• _Exercise_: Show every line where "image" occurs.

• _Available records_:

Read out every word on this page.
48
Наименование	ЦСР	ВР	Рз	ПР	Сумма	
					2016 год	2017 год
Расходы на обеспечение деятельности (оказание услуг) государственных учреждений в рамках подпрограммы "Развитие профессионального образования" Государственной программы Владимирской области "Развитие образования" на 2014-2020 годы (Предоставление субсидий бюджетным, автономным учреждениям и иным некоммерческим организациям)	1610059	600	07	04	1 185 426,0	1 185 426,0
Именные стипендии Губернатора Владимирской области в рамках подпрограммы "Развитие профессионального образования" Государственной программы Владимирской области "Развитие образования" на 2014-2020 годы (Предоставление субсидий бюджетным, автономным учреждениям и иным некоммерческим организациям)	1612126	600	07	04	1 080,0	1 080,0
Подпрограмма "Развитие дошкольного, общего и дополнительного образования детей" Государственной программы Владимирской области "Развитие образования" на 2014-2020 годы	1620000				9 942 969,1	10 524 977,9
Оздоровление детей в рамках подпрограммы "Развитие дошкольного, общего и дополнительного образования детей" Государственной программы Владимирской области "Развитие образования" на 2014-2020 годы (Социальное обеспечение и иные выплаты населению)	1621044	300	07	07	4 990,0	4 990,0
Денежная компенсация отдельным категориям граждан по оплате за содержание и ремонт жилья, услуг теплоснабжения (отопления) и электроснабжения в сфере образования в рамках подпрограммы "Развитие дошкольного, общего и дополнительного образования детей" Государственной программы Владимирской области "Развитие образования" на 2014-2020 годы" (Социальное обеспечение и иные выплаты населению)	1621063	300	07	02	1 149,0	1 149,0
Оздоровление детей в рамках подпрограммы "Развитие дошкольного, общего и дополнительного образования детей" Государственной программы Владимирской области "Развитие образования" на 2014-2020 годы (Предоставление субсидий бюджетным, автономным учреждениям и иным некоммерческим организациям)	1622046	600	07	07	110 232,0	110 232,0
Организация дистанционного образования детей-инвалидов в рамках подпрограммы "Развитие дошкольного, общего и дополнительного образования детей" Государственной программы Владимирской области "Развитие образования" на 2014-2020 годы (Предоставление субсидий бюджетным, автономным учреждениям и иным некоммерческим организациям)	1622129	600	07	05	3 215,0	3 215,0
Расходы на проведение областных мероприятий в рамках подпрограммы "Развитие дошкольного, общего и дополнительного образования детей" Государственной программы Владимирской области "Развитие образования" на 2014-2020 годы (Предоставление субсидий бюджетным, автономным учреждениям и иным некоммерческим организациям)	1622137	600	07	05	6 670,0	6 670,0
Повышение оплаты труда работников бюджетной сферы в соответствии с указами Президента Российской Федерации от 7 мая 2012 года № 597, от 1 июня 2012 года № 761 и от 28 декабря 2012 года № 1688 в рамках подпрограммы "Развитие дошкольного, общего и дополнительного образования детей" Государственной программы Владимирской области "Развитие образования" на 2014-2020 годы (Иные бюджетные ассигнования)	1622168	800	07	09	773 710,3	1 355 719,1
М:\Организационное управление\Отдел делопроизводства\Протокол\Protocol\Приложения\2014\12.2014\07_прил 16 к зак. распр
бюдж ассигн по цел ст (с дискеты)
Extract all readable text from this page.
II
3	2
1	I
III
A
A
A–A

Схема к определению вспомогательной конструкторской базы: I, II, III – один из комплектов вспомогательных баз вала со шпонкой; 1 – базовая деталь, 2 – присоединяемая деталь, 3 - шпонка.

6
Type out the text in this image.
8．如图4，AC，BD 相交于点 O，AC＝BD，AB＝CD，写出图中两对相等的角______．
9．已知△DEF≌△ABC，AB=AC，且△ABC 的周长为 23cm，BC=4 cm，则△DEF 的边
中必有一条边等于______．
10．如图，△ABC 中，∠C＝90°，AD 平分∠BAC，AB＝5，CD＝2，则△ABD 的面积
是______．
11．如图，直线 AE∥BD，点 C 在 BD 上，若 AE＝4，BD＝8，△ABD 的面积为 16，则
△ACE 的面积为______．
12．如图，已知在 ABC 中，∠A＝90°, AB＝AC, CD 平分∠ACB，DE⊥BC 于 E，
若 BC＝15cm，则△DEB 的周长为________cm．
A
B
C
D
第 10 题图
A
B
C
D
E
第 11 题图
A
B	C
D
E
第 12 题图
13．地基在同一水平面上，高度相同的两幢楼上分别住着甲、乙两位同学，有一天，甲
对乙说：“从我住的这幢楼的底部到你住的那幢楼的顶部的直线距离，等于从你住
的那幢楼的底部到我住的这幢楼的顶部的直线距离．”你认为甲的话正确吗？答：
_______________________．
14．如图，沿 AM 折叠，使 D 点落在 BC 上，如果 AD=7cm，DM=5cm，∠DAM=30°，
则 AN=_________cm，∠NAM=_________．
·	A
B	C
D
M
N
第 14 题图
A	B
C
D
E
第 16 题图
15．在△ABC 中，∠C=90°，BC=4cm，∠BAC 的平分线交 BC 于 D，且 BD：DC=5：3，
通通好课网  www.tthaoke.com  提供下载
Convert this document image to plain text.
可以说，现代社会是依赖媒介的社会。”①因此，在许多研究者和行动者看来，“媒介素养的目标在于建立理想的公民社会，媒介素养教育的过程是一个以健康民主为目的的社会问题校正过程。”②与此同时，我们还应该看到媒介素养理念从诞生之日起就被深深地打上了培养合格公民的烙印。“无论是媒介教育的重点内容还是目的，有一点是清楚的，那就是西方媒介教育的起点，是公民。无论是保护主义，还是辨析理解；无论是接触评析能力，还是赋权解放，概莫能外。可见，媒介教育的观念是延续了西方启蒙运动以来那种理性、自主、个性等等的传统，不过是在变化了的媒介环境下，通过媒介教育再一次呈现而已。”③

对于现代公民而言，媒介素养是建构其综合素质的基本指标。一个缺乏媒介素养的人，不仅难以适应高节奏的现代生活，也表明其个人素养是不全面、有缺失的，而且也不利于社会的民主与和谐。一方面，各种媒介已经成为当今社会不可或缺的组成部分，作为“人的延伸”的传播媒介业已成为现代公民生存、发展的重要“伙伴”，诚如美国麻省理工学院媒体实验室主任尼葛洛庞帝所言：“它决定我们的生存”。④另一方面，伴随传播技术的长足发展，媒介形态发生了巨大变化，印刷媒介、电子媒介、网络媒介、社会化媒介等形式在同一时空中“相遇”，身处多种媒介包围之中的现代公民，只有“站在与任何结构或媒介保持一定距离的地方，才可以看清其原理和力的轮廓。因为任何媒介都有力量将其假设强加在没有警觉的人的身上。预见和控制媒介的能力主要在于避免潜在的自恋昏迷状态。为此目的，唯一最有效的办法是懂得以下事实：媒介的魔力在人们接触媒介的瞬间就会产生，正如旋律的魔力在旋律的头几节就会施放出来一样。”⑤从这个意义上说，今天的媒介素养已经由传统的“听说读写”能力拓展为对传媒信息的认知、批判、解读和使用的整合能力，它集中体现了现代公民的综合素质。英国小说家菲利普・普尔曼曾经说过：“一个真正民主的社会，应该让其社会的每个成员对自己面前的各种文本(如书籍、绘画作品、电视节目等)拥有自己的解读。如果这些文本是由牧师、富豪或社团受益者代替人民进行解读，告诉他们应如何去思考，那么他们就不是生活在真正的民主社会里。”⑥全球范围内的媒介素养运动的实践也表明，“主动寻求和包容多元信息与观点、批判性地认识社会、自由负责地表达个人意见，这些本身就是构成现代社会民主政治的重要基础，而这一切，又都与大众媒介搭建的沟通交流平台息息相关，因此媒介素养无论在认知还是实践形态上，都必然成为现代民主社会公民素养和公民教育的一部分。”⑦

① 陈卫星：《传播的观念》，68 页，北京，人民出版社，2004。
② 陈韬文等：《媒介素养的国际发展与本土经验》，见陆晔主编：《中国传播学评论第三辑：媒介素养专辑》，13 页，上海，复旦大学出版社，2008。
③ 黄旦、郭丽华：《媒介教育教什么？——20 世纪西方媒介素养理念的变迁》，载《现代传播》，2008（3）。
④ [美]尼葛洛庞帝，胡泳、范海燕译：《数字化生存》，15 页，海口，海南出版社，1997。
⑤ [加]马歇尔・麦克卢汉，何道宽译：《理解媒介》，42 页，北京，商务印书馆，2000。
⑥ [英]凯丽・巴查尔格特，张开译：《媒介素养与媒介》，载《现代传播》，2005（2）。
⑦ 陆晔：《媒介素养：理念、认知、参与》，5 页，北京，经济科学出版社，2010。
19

• _Answer to this problem_:
Type out the text in this image.
Convert this document image to plain text.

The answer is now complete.